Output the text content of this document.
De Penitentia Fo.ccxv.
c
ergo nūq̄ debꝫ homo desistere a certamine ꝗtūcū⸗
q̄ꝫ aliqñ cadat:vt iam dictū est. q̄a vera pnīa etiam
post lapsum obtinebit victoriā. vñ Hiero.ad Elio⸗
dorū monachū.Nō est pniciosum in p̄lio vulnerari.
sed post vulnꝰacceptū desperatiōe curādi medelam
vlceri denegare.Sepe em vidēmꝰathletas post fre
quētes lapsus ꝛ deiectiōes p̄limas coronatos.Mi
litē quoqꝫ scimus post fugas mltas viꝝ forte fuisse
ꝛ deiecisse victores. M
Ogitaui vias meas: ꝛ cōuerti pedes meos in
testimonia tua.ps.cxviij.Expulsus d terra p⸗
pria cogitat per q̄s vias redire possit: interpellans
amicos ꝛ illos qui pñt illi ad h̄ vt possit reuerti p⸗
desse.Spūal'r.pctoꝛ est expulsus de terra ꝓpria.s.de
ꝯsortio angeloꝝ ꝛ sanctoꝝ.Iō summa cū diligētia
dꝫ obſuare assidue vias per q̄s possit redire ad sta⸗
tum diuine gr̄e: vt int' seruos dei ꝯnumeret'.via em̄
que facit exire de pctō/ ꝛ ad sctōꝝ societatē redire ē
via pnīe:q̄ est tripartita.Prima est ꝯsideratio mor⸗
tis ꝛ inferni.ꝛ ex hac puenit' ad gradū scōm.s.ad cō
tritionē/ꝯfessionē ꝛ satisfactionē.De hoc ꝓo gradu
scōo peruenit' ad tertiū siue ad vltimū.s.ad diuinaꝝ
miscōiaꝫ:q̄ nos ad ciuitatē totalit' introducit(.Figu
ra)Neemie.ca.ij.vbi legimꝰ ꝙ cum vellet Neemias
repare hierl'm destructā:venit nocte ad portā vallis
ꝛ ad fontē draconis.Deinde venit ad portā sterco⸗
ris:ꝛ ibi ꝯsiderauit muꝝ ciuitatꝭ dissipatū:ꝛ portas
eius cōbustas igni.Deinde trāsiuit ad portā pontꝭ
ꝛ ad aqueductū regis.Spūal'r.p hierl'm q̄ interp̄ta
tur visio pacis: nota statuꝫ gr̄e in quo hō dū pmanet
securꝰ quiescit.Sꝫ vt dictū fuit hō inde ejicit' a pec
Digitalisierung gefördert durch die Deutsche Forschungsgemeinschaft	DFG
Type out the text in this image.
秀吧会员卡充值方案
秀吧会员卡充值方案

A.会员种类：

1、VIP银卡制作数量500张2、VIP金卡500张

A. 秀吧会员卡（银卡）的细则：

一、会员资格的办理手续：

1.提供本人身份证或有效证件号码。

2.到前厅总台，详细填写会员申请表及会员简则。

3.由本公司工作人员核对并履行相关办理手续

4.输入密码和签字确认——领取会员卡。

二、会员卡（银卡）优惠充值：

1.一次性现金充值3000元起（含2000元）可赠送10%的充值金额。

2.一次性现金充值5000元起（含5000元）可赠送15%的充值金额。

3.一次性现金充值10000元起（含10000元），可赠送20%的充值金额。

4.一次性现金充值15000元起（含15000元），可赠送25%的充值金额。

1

--------

▶ _Exercise_
Pull out every line from the one with "Type out the text in this image." to the end of the listing, and output only those.

▶ _The response_
Type out the text in this image.
秀吧会员卡充值方案
秀吧会员卡充值方案

A.会员种类：

1、VIP银卡制作数量500张2、VIP金卡500张

A. 秀吧会员卡（银卡）的细则：

一、会员资格的办理手续：

1.提供本人身份证或有效证件号码。

2.到前厅总台，详细填写会员申请表及会员简则。

3.由本公司工作人员核对并履行相关办理手续

4.输入密码和签字确认——领取会员卡。

二、会员卡（银卡）优惠充值：

1.一次性现金充值3000元起（含2000元）可赠送10%的充值金额。

2.一次性现金充值5000元起（含5000元）可赠送15%的充值金额。

3.一次性现金充值10000元起（含10000元），可赠送20%的充值金额。

4.一次性现金充值15000元起（含15000元），可赠送25%的充值金额。

1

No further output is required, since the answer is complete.